— WHAT THE TASK ASKS —
Pull every line that holds the word "called" from the entries.

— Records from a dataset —
◆ ◆ ◆ ◆ ◆

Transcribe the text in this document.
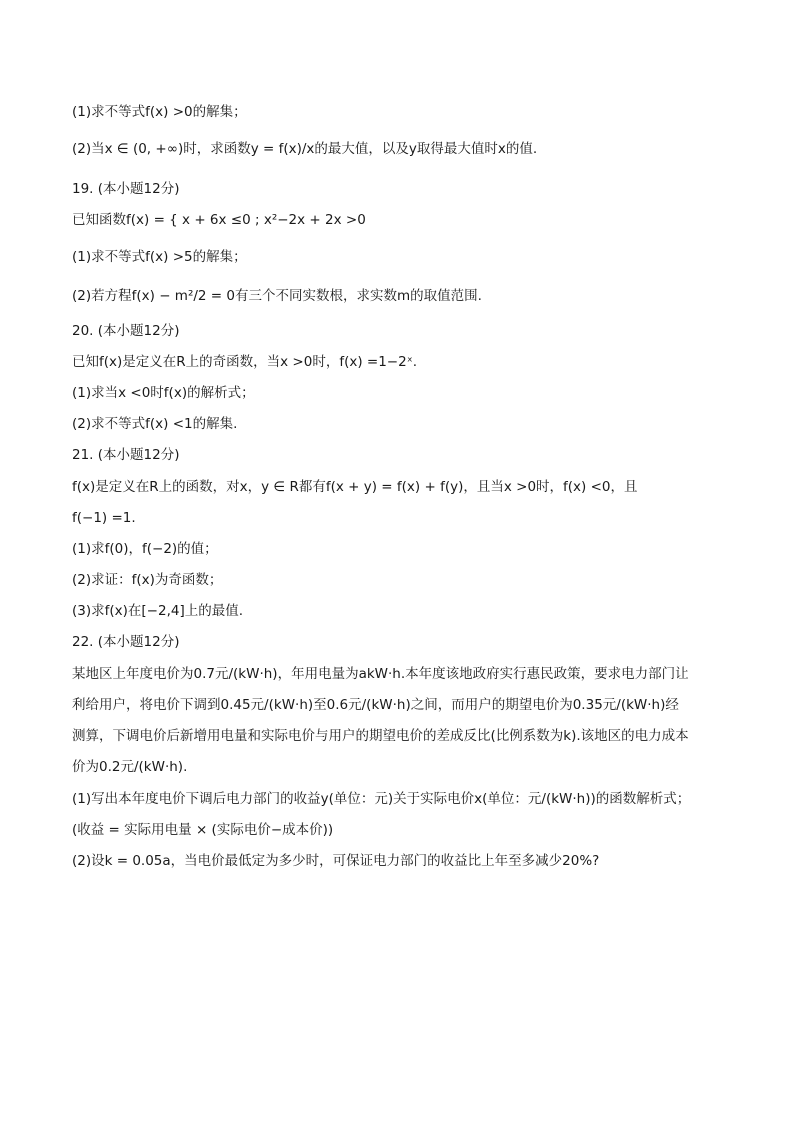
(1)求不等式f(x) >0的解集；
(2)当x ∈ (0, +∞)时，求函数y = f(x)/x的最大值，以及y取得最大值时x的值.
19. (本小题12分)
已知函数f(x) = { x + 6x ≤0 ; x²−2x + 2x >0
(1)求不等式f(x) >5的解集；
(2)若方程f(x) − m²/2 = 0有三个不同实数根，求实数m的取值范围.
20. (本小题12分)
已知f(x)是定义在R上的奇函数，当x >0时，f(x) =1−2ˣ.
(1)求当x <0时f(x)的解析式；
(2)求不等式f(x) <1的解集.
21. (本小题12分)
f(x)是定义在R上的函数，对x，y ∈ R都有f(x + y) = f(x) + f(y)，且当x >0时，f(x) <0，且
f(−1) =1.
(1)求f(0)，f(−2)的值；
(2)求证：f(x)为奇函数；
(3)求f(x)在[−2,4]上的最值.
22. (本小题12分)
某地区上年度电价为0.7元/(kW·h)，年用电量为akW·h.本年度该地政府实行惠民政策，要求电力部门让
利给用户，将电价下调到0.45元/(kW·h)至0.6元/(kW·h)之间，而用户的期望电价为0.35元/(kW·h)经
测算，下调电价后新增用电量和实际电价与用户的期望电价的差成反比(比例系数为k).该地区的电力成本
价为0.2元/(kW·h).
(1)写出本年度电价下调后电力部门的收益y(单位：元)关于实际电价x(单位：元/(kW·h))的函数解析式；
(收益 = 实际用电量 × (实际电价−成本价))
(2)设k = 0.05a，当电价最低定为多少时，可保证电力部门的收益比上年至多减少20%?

◆ ◆ ◆ ◆ ◆

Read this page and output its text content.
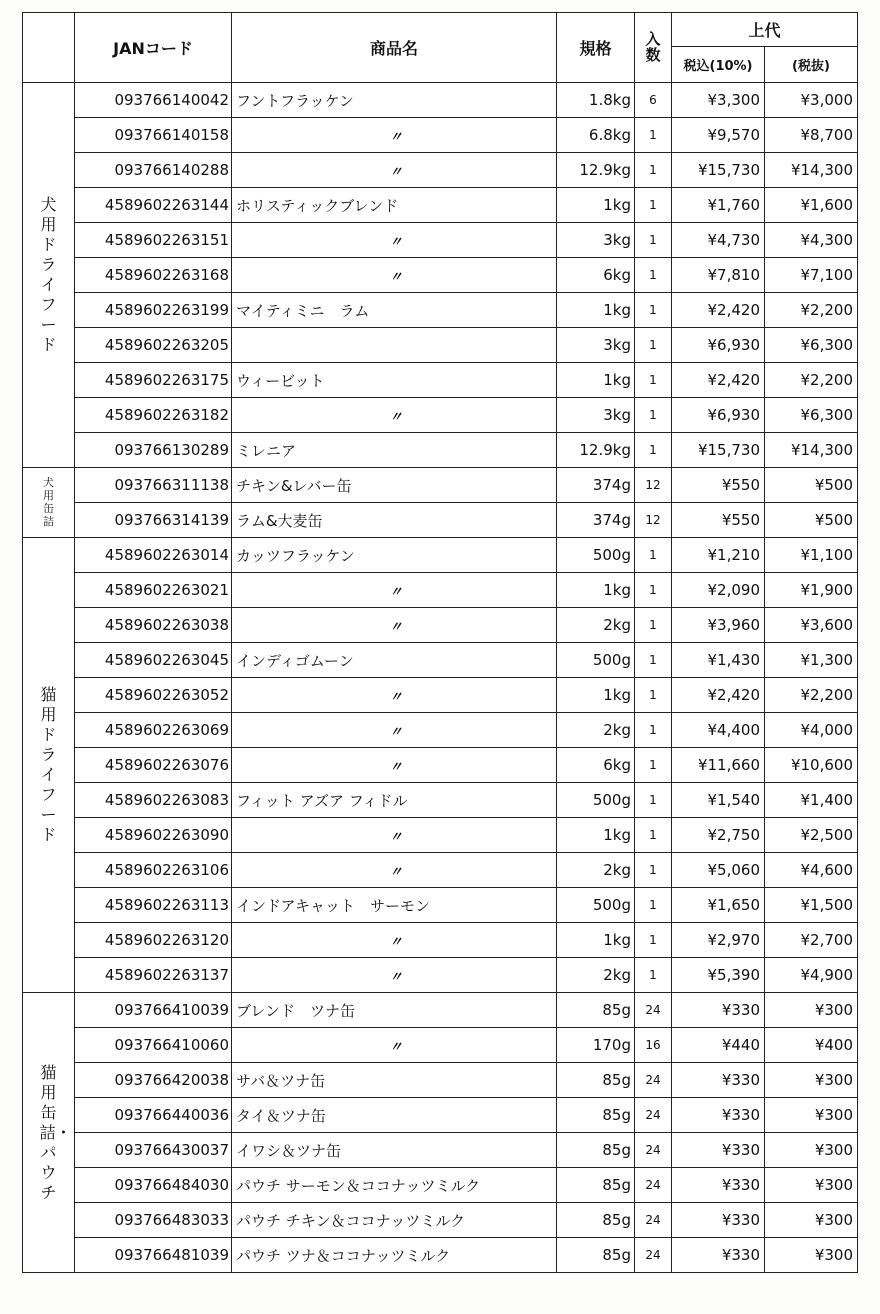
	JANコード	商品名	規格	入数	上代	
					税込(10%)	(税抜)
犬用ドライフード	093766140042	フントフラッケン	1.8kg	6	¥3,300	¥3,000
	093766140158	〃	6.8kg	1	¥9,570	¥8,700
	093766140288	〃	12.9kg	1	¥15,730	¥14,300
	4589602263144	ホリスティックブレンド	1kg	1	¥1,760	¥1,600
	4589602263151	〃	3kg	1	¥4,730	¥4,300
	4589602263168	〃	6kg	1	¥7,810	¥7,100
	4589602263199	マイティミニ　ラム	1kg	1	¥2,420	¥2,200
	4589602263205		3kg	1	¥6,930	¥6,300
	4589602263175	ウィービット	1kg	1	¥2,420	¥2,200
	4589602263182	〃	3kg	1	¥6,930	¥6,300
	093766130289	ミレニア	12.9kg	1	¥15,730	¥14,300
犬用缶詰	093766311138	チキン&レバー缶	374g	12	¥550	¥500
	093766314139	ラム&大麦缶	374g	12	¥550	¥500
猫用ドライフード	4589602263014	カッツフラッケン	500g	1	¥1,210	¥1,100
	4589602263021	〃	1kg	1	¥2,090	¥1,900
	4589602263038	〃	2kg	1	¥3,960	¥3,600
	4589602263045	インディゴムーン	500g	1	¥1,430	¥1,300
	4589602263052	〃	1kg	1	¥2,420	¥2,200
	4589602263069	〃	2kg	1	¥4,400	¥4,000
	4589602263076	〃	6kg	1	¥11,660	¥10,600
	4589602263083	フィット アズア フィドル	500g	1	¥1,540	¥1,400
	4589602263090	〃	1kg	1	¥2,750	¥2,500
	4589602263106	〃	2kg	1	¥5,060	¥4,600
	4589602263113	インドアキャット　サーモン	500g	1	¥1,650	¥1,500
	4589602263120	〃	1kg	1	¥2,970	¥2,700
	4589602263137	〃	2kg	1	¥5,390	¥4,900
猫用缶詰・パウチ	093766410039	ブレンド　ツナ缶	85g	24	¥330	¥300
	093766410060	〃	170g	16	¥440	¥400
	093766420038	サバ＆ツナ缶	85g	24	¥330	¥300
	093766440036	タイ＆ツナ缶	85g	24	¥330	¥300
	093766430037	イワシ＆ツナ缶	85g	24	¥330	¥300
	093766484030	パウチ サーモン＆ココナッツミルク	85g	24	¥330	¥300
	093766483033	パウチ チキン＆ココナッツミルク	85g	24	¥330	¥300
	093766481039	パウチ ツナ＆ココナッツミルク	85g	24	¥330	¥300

◆ ◆ ◆ ◆ ◆

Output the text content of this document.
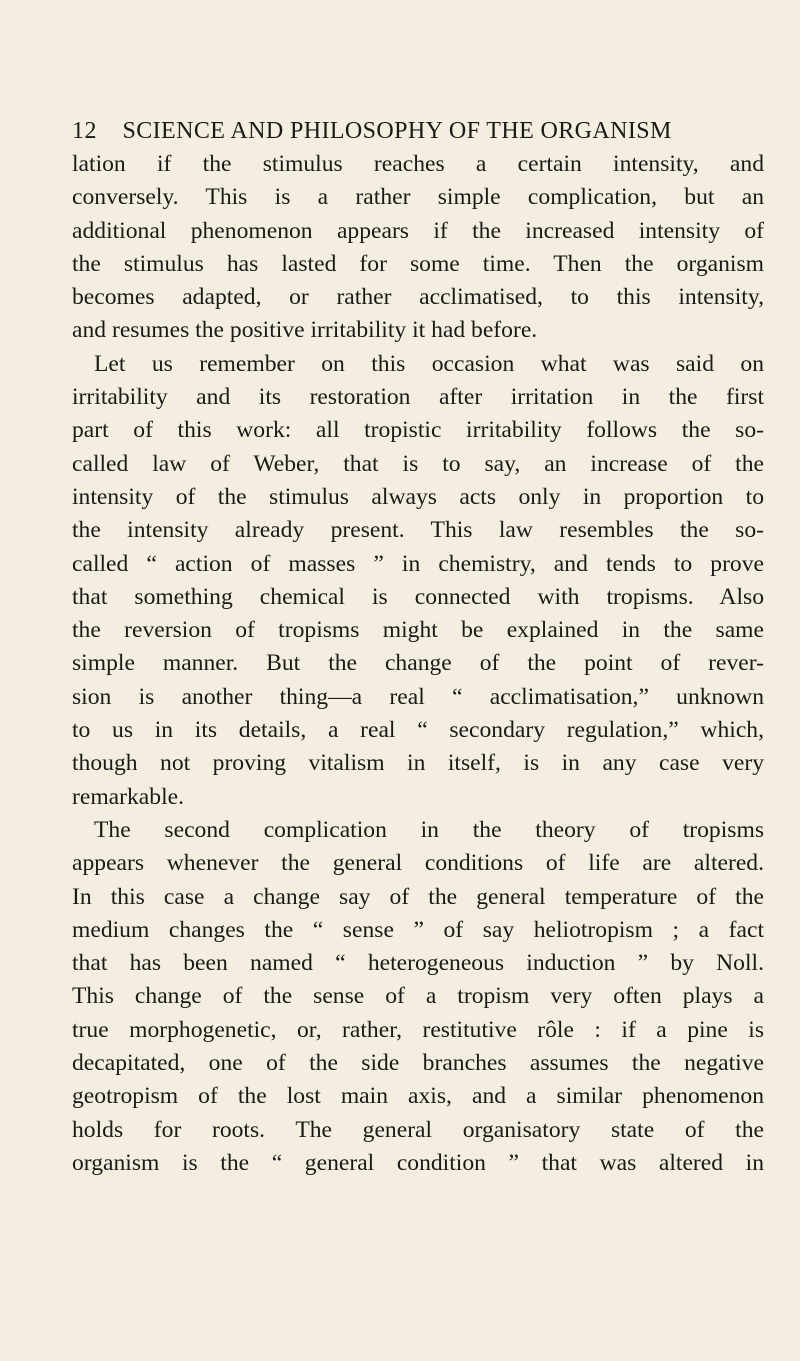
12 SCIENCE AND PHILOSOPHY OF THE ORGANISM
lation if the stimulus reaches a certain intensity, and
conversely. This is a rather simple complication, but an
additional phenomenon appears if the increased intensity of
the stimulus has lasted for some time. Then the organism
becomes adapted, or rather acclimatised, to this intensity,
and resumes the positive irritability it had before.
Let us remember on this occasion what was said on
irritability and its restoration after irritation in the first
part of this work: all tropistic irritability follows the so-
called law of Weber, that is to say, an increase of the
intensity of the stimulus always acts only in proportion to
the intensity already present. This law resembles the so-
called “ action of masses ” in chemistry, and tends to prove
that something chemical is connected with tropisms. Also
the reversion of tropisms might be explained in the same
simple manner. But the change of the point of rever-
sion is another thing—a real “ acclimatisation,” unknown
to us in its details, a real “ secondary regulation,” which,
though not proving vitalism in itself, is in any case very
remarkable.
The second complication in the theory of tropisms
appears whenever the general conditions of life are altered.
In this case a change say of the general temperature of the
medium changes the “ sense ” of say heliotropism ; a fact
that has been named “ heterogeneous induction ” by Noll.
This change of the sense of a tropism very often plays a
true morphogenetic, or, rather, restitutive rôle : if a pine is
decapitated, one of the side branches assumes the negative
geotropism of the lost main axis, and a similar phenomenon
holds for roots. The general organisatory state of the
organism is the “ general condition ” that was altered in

◆ ◆ ◆ ◆ ◆

— FULL OUTPUT —
called law of Weber, that is to say, an increase of the
called “ action of masses ” in chemistry, and tends to prove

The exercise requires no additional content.